Task description - In the material below, count the lines with the word "возможности" and state that number only.

(Extracted records)
--- begin ---

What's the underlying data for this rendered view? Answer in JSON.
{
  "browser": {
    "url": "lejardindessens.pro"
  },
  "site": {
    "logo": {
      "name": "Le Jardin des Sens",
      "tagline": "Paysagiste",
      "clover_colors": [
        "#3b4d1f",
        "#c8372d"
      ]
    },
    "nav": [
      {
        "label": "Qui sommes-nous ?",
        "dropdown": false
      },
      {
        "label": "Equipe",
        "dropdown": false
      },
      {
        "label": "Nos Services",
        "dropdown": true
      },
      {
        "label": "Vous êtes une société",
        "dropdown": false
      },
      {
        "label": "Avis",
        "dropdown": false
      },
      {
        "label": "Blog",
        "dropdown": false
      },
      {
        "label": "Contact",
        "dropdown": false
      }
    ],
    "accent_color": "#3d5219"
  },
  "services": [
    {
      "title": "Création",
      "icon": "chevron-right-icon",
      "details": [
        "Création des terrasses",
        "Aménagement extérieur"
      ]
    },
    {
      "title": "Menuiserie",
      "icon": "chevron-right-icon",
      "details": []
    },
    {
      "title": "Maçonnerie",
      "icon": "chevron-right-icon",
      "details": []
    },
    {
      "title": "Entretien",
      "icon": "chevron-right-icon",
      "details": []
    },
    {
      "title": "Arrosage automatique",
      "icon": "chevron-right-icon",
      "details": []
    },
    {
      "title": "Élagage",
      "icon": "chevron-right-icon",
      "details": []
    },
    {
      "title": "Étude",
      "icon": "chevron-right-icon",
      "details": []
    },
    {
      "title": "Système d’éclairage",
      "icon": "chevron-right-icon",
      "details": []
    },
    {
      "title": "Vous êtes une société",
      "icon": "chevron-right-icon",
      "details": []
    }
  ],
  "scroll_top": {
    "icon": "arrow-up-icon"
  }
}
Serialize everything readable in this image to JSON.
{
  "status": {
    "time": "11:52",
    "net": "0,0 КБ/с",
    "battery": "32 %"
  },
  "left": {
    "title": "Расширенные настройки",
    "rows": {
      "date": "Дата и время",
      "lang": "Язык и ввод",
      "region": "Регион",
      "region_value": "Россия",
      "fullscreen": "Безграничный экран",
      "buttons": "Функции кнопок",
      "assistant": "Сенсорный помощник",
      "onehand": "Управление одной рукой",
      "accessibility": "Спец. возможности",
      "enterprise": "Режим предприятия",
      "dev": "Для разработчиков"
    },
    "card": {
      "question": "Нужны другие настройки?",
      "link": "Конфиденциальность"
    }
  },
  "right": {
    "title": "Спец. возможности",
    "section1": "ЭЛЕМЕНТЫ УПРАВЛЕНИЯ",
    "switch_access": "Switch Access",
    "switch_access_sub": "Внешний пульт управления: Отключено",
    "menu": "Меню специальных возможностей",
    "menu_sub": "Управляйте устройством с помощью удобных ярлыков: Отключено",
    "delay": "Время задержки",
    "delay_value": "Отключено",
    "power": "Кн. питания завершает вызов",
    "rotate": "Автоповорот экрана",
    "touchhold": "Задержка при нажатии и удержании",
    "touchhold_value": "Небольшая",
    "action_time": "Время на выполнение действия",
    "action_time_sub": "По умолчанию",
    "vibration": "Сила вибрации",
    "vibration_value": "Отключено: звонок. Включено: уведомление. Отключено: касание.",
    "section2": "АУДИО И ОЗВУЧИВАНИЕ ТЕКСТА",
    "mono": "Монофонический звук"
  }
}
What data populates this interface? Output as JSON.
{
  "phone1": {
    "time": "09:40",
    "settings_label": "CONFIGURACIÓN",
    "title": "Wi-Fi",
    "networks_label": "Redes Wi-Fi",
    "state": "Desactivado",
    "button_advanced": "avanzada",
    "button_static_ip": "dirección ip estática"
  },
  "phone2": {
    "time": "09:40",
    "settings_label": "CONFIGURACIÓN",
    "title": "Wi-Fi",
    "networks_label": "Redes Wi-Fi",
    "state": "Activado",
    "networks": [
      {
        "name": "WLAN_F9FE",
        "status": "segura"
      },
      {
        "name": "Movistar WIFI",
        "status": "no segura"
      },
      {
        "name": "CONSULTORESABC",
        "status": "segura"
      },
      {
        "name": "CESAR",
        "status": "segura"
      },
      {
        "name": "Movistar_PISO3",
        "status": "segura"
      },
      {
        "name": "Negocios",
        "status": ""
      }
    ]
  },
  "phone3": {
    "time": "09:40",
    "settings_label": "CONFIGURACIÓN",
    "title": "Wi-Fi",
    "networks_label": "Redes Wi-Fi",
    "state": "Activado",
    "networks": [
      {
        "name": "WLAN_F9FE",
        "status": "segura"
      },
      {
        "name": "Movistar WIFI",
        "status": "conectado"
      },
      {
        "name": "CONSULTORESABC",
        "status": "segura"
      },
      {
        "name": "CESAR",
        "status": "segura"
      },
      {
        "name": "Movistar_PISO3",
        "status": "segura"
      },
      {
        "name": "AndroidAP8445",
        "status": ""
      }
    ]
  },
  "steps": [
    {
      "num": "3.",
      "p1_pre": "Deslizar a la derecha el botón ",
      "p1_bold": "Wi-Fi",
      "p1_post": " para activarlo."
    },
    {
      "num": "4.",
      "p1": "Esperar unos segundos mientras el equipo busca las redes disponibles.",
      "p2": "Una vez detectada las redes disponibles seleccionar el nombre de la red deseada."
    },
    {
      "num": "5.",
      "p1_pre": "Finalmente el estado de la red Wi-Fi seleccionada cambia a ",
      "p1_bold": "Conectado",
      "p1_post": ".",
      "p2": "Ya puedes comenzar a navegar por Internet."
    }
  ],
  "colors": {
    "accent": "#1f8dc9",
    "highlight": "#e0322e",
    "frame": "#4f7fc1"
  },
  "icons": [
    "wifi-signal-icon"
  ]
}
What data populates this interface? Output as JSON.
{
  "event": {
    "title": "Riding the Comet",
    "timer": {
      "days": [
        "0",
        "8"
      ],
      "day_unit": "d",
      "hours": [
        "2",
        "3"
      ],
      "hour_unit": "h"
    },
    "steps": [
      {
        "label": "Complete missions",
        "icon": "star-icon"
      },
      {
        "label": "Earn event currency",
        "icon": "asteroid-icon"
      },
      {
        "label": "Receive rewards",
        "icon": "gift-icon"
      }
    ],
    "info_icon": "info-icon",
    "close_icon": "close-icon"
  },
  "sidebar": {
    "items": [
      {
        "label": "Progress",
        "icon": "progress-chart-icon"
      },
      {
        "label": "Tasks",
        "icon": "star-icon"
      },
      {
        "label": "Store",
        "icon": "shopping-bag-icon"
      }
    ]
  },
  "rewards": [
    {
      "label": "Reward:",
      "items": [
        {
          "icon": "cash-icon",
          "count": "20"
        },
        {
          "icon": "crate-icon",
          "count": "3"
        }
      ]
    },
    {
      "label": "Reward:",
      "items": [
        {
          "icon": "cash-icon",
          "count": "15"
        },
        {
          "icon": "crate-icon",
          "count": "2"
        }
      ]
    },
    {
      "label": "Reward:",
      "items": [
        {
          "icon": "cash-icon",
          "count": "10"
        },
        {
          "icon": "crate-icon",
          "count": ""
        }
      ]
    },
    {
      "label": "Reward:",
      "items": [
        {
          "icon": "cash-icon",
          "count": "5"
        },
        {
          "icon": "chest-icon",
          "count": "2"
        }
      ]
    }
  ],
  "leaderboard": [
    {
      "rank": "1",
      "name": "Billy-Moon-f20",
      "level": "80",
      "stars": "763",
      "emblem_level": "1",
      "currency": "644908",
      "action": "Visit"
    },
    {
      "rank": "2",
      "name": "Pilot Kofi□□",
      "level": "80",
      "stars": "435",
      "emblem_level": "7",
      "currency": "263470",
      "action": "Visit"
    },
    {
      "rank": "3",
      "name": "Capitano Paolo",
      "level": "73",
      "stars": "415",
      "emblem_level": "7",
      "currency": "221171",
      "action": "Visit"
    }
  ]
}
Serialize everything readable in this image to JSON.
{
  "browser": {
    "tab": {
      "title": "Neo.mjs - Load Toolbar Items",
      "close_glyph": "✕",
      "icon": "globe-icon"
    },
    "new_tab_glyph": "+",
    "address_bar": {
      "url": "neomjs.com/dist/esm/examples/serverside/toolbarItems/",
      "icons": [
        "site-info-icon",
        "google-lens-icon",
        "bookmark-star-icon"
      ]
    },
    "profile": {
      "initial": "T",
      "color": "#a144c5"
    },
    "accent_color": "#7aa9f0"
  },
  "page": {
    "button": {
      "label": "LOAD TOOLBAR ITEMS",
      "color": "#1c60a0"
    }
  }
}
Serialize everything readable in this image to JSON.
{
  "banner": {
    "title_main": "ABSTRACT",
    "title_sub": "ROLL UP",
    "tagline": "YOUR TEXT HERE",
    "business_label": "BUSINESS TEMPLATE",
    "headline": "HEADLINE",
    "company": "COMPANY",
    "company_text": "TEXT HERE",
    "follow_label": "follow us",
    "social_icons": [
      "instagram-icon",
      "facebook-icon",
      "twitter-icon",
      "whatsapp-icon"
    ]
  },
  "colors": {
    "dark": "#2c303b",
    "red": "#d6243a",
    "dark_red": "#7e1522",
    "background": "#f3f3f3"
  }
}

--- end ---

Solution for this task - 2